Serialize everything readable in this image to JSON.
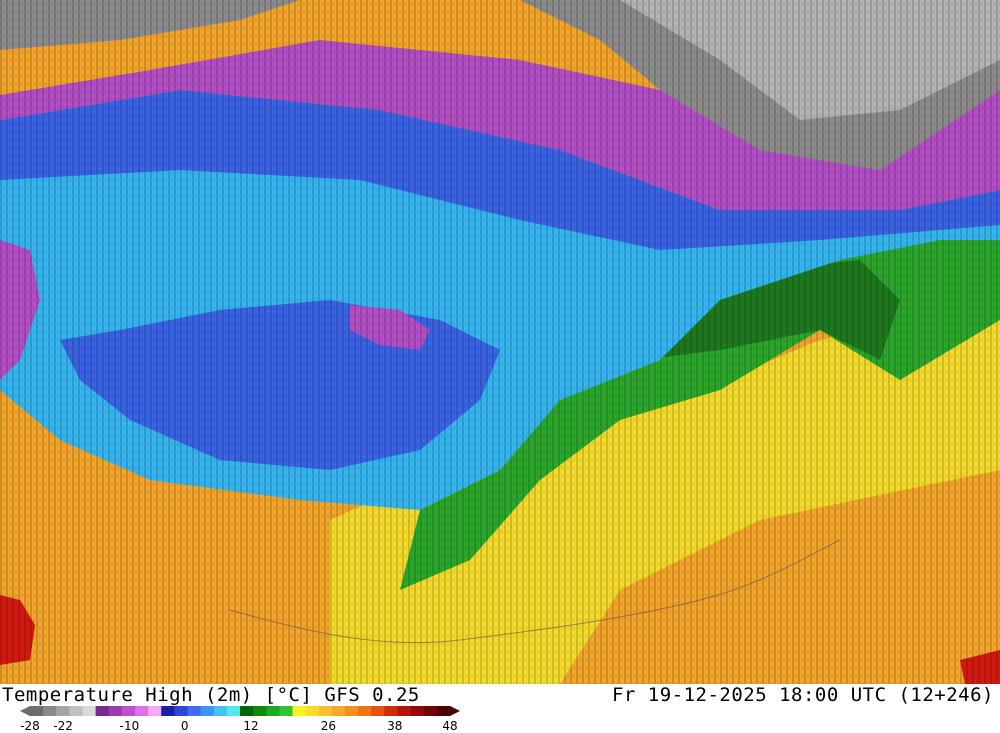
{
  "map": {
    "title": "Temperature High (2m) [°C] GFS 0.25",
    "datetime": "Fr 19-12-2025 18:00 UTC (12+246)"
  },
  "legend": {
    "tick_labels": [
      "-28",
      "-22",
      "-10",
      "0",
      "12",
      "26",
      "38",
      "48"
    ],
    "colors": [
      "#6e6e6e",
      "#8a8a8a",
      "#a5a5a5",
      "#c0c0c0",
      "#d9d9d9",
      "#7a2a8c",
      "#9b3bb0",
      "#c050d0",
      "#e070e8",
      "#f7a8f7",
      "#1c20a8",
      "#2a46d8",
      "#3f6ef2",
      "#3d95f7",
      "#44c4f5",
      "#4ee8ee",
      "#006400",
      "#0f8a0f",
      "#1ea81e",
      "#33c433",
      "#f5f51e",
      "#f7dc2a",
      "#f7c02c",
      "#f7a82a",
      "#f58f1e",
      "#f07414",
      "#e8500f",
      "#d42a0c",
      "#b8130a",
      "#960808",
      "#700404",
      "#4a0000"
    ]
  },
  "colors": {
    "cold_grey": "#8c8c8c",
    "purple": "#b44fc8",
    "blue": "#3b63e6",
    "light_blue": "#35b6f0",
    "green": "#1f7a1f",
    "light_green": "#2ba82b",
    "yellow": "#f5dc2a",
    "orange": "#f4a52a",
    "red": "#d41a10"
  }
}
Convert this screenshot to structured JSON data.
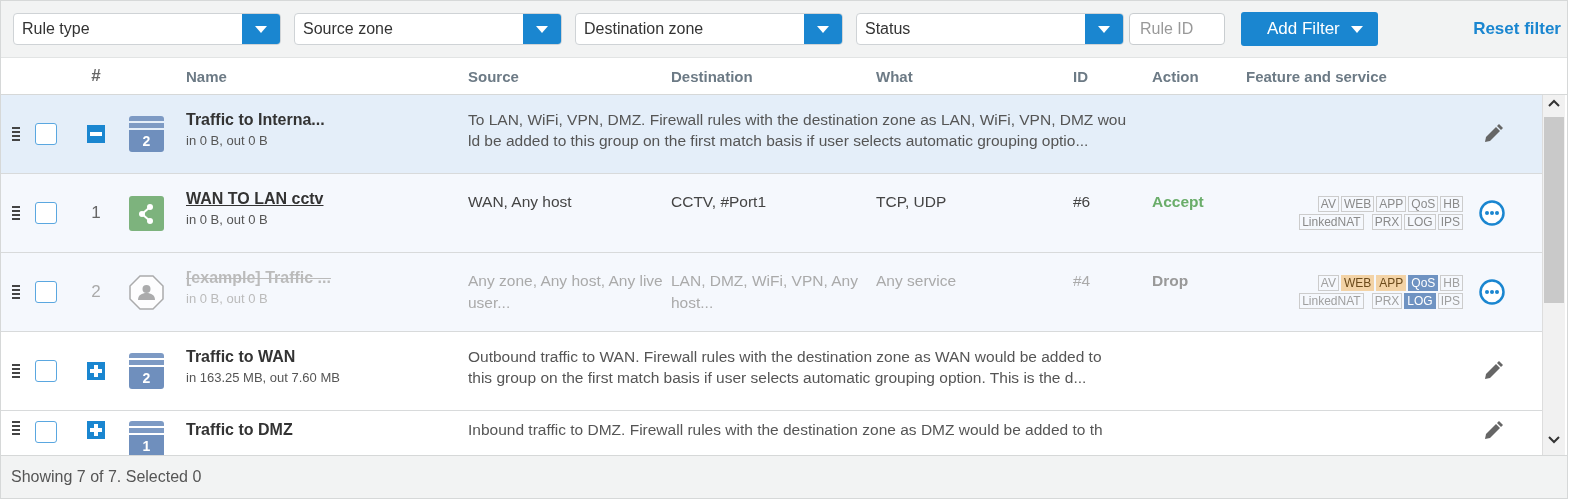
{
  "filters": {
    "dropdowns": [
      {
        "placeholder": "Rule type"
      },
      {
        "placeholder": "Source zone"
      },
      {
        "placeholder": "Destination zone"
      },
      {
        "placeholder": "Status"
      }
    ],
    "rule_id": {
      "placeholder": "Rule ID"
    },
    "add_filter": "Add Filter",
    "reset": "Reset filter"
  },
  "table": {
    "columns": [
      "#",
      "Name",
      "Source",
      "Destination",
      "What",
      "ID",
      "Action",
      "Feature and service"
    ],
    "rows": [
      {
        "kind": "group",
        "checked": false,
        "expanded": true,
        "count": "2",
        "name": "Traffic to Interna...",
        "traffic": "in 0 B, out 0 B",
        "description_lines": [
          "To LAN, WiFi, VPN, DMZ. Firewall rules with the destination zone as LAN, WiFi, VPN, DMZ wou",
          "ld be added to this group on the first match basis if user selects automatic grouping optio..."
        ]
      },
      {
        "kind": "rule",
        "checked": false,
        "disabled": false,
        "icon": {
          "kind": "network"
        },
        "number": "1",
        "name": "WAN TO LAN cctv",
        "traffic": "in 0 B, out 0 B",
        "source": "WAN, Any host",
        "destination": "CCTV, #Port1",
        "what": "TCP, UDP",
        "id": "#6",
        "action": {
          "label": "Accept",
          "kind": "accept"
        },
        "features": [
          [
            {
              "label": "AV",
              "kind": "off"
            },
            {
              "label": "WEB",
              "kind": "off"
            },
            {
              "label": "APP",
              "kind": "off"
            },
            {
              "label": "QoS",
              "kind": "off"
            },
            {
              "label": "HB",
              "kind": "off"
            }
          ],
          [
            {
              "label": "LinkedNAT",
              "kind": "off"
            },
            {
              "label": "PRX",
              "kind": "off"
            },
            {
              "label": "LOG",
              "kind": "off"
            },
            {
              "label": "IPS",
              "kind": "off"
            }
          ]
        ]
      },
      {
        "kind": "rule",
        "checked": false,
        "disabled": true,
        "icon": {
          "kind": "user"
        },
        "number": "2",
        "name": "[example] Traffic ...",
        "traffic": "in 0 B, out 0 B",
        "source": "Any zone, Any host, Any live user...",
        "destination": "LAN, DMZ, WiFi, VPN, Any host...",
        "what": "Any service",
        "id": "#4",
        "action": {
          "label": "Drop",
          "kind": "drop"
        },
        "features": [
          [
            {
              "label": "AV",
              "kind": "off"
            },
            {
              "label": "WEB",
              "kind": "partial"
            },
            {
              "label": "APP",
              "kind": "partial"
            },
            {
              "label": "QoS",
              "kind": "on"
            },
            {
              "label": "HB",
              "kind": "off"
            }
          ],
          [
            {
              "label": "LinkedNAT",
              "kind": "off"
            },
            {
              "label": "PRX",
              "kind": "off"
            },
            {
              "label": "LOG",
              "kind": "on"
            },
            {
              "label": "IPS",
              "kind": "off"
            }
          ]
        ]
      },
      {
        "kind": "group",
        "checked": false,
        "expanded": false,
        "count": "2",
        "name": "Traffic to WAN",
        "traffic": "in 163.25 MB, out 7.60 MB",
        "description_lines": [
          "Outbound traffic to WAN. Firewall rules with the destination zone as WAN would be added to",
          "this group on the first match basis if user selects automatic grouping option. This is the d..."
        ]
      },
      {
        "kind": "group",
        "checked": false,
        "expanded": false,
        "count": "1",
        "name": "Traffic to DMZ",
        "description_lines": [
          "Inbound traffic to DMZ. Firewall rules with the destination zone as DMZ would be added to th"
        ]
      }
    ]
  },
  "status_bar": "Showing 7 of 7. Selected 0"
}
|---|
Look through the material and say how many lines hold "basis". Give the number only.

2